» **STATED TASK**:
Can you edit these rows so that every "Drop Test" becomes "Vibration Test" and nothing else changes?

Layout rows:
┌──
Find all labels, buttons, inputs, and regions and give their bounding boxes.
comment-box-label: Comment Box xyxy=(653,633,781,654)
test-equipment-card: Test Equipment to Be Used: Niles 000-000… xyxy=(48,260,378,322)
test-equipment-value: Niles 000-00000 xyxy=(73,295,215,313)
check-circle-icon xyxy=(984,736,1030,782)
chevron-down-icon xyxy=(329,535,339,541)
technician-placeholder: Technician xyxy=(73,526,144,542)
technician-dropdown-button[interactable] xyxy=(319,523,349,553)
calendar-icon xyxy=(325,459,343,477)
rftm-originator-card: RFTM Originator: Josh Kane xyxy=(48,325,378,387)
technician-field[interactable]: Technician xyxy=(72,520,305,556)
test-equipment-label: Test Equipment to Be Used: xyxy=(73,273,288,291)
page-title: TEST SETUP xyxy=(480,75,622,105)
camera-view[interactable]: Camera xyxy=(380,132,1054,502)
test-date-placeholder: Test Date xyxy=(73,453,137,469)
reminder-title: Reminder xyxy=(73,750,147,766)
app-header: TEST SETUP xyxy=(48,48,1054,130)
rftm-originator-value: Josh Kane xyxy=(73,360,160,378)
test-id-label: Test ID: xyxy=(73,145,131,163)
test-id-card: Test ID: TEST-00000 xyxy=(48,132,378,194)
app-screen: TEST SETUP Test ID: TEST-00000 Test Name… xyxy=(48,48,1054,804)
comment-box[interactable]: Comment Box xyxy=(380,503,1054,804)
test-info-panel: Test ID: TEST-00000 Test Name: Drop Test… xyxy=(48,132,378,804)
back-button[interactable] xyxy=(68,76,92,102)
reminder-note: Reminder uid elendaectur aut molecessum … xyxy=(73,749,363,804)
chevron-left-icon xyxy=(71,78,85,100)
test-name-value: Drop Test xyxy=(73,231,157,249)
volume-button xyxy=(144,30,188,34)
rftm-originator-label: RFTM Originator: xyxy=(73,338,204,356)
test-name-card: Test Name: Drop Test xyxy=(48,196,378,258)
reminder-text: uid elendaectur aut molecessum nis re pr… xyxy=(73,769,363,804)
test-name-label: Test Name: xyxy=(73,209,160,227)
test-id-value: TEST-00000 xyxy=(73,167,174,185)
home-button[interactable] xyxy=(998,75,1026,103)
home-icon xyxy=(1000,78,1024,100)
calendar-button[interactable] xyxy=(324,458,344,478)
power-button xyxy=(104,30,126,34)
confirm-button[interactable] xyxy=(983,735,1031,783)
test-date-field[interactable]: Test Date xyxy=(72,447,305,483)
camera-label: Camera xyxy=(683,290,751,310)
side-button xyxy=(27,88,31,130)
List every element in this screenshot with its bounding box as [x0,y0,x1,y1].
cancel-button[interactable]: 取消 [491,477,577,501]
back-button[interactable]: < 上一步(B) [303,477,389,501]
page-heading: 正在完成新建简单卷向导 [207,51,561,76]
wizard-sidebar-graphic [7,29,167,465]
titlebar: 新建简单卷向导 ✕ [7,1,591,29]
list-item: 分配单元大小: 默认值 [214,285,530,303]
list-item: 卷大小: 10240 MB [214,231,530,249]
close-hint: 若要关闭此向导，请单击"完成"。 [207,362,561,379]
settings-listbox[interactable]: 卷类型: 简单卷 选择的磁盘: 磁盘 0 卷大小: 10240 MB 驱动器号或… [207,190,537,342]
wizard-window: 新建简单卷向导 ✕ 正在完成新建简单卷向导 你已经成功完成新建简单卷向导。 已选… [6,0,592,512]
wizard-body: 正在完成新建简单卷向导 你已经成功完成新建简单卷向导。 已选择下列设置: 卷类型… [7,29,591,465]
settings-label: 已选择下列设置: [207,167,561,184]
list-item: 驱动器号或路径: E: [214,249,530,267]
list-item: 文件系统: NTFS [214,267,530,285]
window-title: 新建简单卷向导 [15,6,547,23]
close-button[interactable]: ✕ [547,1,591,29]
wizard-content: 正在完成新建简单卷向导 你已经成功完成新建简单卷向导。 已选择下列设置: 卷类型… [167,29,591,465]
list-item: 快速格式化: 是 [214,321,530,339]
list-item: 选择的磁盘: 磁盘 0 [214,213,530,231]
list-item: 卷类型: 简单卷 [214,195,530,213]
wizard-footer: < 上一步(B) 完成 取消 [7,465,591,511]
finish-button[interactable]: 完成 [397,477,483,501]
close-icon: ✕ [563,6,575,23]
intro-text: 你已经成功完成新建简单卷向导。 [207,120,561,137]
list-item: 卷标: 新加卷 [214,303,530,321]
└──
» **RESPONSE TO THE TASK**:
Find all labels, buttons, inputs, and regions and give their bounding boxes.
comment-box-label: Comment Box xyxy=(653,633,781,654)
test-equipment-card: Test Equipment to Be Used: Niles 000-000… xyxy=(48,260,378,322)
test-equipment-value: Niles 000-00000 xyxy=(73,295,215,313)
check-circle-icon xyxy=(984,736,1030,782)
chevron-down-icon xyxy=(329,535,339,541)
technician-placeholder: Technician xyxy=(73,526,144,542)
technician-dropdown-button[interactable] xyxy=(319,523,349,553)
calendar-icon xyxy=(325,459,343,477)
rftm-originator-card: RFTM Originator: Josh Kane xyxy=(48,325,378,387)
technician-field[interactable]: Technician xyxy=(72,520,305,556)
test-equipment-label: Test Equipment to Be Used: xyxy=(73,273,288,291)
page-title: TEST SETUP xyxy=(480,75,622,105)
camera-view[interactable]: Camera xyxy=(380,132,1054,502)
test-date-placeholder: Test Date xyxy=(73,453,137,469)
reminder-title: Reminder xyxy=(73,750,147,766)
app-header: TEST SETUP xyxy=(48,48,1054,130)
rftm-originator-value: Josh Kane xyxy=(73,360,160,378)
test-id-label: Test ID: xyxy=(73,145,131,163)
test-id-card: Test ID: TEST-00000 xyxy=(48,132,378,194)
app-screen: TEST SETUP Test ID: TEST-00000 Test Name… xyxy=(48,48,1054,804)
comment-box[interactable]: Comment Box xyxy=(380,503,1054,804)
test-info-panel: Test ID: TEST-00000 Test Name: Vibration Test… xyxy=(48,132,378,804)
back-button[interactable] xyxy=(68,76,92,102)
reminder-note: Reminder uid elendaectur aut molecessum … xyxy=(73,749,363,804)
chevron-left-icon xyxy=(71,78,85,100)
test-name-value: Vibration Test xyxy=(73,231,157,249)
volume-button xyxy=(144,30,188,34)
rftm-originator-label: RFTM Originator: xyxy=(73,338,204,356)
test-name-card: Test Name: Vibration Test xyxy=(48,196,378,258)
reminder-text: uid elendaectur aut molecessum nis re pr… xyxy=(73,769,363,804)
test-name-label: Test Name: xyxy=(73,209,160,227)
test-id-value: TEST-00000 xyxy=(73,167,174,185)
home-button[interactable] xyxy=(998,75,1026,103)
home-icon xyxy=(1000,78,1024,100)
calendar-button[interactable] xyxy=(324,458,344,478)
power-button xyxy=(104,30,126,34)
confirm-button[interactable] xyxy=(983,735,1031,783)
test-date-field[interactable]: Test Date xyxy=(72,447,305,483)
camera-label: Camera xyxy=(683,290,751,310)
side-button xyxy=(27,88,31,130)
List every element in this screenshot with its bounding box as [x0,y0,x1,y1].
cancel-button[interactable]: 取消 [491,477,577,501]
back-button[interactable]: < 上一步(B) [303,477,389,501]
page-heading: 正在完成新建简单卷向导 [207,51,561,76]
wizard-sidebar-graphic [7,29,167,465]
titlebar: 新建简单卷向导 ✕ [7,1,591,29]
list-item: 分配单元大小: 默认值 [214,285,530,303]
list-item: 卷大小: 10240 MB [214,231,530,249]
close-hint: 若要关闭此向导，请单击"完成"。 [207,362,561,379]
settings-listbox[interactable]: 卷类型: 简单卷 选择的磁盘: 磁盘 0 卷大小: 10240 MB 驱动器号或… [207,190,537,342]
wizard-window: 新建简单卷向导 ✕ 正在完成新建简单卷向导 你已经成功完成新建简单卷向导。 已选… [6,0,592,512]
wizard-body: 正在完成新建简单卷向导 你已经成功完成新建简单卷向导。 已选择下列设置: 卷类型… [7,29,591,465]
settings-label: 已选择下列设置: [207,167,561,184]
list-item: 驱动器号或路径: E: [214,249,530,267]
list-item: 文件系统: NTFS [214,267,530,285]
window-title: 新建简单卷向导 [15,6,547,23]
close-button[interactable]: ✕ [547,1,591,29]
wizard-content: 正在完成新建简单卷向导 你已经成功完成新建简单卷向导。 已选择下列设置: 卷类型… [167,29,591,465]
list-item: 快速格式化: 是 [214,321,530,339]
list-item: 选择的磁盘: 磁盘 0 [214,213,530,231]
list-item: 卷类型: 简单卷 [214,195,530,213]
wizard-footer: < 上一步(B) 完成 取消 [7,465,591,511]
finish-button[interactable]: 完成 [397,477,483,501]
close-icon: ✕ [563,6,575,23]
intro-text: 你已经成功完成新建简单卷向导。 [207,120,561,137]
list-item: 卷标: 新加卷 [214,303,530,321]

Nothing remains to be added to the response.